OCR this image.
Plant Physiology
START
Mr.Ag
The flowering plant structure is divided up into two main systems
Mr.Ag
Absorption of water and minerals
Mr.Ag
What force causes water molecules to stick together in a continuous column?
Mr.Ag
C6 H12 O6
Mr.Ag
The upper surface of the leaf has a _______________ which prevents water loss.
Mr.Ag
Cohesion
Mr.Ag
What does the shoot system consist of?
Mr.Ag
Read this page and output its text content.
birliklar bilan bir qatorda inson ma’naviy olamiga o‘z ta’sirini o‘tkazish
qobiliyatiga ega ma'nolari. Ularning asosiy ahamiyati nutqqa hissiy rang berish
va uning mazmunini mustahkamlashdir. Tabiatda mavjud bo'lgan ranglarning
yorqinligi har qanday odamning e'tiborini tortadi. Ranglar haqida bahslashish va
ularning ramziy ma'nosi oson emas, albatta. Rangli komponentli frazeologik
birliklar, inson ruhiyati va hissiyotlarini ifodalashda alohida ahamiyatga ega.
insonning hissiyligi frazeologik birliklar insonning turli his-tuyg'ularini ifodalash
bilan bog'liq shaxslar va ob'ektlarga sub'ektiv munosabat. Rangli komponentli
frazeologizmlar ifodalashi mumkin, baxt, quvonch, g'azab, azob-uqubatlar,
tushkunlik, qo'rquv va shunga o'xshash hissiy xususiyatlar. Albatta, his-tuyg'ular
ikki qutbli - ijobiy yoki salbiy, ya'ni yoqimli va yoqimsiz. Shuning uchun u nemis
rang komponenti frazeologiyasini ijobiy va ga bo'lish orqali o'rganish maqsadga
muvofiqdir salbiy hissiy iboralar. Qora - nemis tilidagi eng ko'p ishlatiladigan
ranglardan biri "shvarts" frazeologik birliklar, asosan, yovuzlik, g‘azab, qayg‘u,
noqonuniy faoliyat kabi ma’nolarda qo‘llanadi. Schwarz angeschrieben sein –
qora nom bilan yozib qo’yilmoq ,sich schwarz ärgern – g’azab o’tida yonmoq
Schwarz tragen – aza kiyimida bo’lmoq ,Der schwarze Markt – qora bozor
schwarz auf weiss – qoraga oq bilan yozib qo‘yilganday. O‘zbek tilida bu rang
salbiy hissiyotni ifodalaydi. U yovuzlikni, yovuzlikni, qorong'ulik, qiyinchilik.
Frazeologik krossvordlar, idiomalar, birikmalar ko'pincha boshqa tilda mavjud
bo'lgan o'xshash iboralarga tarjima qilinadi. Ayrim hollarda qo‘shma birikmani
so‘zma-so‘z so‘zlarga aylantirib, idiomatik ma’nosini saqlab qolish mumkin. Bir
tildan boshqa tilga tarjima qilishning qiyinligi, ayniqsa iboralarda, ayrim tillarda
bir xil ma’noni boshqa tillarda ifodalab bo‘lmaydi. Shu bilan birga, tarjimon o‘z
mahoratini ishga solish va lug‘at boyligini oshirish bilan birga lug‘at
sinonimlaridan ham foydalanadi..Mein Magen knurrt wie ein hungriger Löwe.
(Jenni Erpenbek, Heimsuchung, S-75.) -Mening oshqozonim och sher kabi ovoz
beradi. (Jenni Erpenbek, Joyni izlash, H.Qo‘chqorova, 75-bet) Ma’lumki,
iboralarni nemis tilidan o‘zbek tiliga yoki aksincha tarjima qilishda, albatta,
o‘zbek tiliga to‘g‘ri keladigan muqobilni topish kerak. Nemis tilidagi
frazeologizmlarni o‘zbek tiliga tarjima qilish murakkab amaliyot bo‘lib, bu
•••
Extract lines where the string "Rangli" occurs.

ularning ramziy ma'nosi oson emas, albatta. Rangli komponentli frazeologik
bilan bog'liq shaxslar va ob'ektlarga sub'ektiv munosabat. Rangli komponentli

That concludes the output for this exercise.